= Work to do =
Select the lines below containing the word "color".
=== Dataset ===
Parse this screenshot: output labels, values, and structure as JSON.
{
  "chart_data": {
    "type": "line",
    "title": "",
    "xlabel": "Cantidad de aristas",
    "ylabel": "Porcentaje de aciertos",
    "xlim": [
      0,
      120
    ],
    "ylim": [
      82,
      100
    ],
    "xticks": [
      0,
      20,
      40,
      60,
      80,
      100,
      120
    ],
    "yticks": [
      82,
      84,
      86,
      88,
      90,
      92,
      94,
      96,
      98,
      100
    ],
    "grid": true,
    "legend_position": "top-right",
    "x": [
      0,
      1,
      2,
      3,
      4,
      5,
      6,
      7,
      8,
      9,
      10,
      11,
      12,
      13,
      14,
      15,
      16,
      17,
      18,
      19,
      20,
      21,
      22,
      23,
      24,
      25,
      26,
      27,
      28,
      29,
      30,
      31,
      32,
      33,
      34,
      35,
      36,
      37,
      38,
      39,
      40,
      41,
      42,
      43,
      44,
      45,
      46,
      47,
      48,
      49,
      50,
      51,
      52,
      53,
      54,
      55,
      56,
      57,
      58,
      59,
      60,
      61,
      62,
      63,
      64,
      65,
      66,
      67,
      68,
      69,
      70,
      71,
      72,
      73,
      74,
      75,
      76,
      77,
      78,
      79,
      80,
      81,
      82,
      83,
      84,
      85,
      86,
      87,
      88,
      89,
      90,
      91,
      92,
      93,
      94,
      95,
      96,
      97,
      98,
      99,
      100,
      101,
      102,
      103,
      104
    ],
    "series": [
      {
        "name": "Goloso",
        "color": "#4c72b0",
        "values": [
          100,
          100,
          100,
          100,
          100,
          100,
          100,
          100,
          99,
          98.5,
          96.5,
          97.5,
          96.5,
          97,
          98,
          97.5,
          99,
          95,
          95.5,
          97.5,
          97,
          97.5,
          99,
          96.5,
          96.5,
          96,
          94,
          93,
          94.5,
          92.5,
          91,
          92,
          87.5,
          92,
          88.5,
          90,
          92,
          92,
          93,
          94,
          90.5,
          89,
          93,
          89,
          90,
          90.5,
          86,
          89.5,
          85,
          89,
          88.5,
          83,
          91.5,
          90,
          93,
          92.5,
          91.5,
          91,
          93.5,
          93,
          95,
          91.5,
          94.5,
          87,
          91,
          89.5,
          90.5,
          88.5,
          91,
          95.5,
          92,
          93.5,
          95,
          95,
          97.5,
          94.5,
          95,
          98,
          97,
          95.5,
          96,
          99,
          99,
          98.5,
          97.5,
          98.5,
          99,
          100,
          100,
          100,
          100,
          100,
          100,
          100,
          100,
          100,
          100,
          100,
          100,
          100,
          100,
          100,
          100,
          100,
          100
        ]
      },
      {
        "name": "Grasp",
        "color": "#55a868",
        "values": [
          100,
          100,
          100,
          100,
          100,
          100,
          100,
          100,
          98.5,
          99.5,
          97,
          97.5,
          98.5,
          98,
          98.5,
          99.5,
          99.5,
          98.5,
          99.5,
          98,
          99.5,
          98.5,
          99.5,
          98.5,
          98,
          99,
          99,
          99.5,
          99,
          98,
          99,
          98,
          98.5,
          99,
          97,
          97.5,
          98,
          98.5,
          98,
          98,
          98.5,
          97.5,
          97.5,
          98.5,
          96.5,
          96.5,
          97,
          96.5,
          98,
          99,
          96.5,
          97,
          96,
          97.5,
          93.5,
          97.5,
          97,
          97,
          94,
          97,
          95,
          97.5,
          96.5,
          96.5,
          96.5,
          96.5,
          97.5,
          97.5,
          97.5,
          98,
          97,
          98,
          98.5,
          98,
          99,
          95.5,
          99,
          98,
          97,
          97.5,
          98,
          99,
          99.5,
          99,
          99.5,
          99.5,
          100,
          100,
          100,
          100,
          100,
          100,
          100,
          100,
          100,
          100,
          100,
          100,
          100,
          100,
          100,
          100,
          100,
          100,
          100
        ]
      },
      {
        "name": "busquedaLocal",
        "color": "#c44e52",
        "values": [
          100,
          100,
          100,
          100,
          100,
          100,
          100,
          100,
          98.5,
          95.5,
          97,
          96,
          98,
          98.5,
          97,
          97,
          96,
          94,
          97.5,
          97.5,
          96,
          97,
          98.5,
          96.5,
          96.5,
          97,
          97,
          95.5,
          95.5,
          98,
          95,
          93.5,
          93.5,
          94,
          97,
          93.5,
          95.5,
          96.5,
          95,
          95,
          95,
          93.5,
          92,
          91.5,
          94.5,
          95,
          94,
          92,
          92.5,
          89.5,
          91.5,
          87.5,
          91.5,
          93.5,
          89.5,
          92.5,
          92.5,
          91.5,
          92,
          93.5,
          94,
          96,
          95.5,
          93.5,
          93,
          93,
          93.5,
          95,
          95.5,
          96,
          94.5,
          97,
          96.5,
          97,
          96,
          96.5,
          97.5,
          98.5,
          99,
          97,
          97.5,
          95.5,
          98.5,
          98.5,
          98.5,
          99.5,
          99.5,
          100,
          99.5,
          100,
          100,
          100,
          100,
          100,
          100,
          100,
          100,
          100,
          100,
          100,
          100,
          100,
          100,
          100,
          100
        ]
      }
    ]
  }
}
===
= The answer =
        "color": "#4c72b0",
        "color": "#55a868",
        "color": "#c44e52",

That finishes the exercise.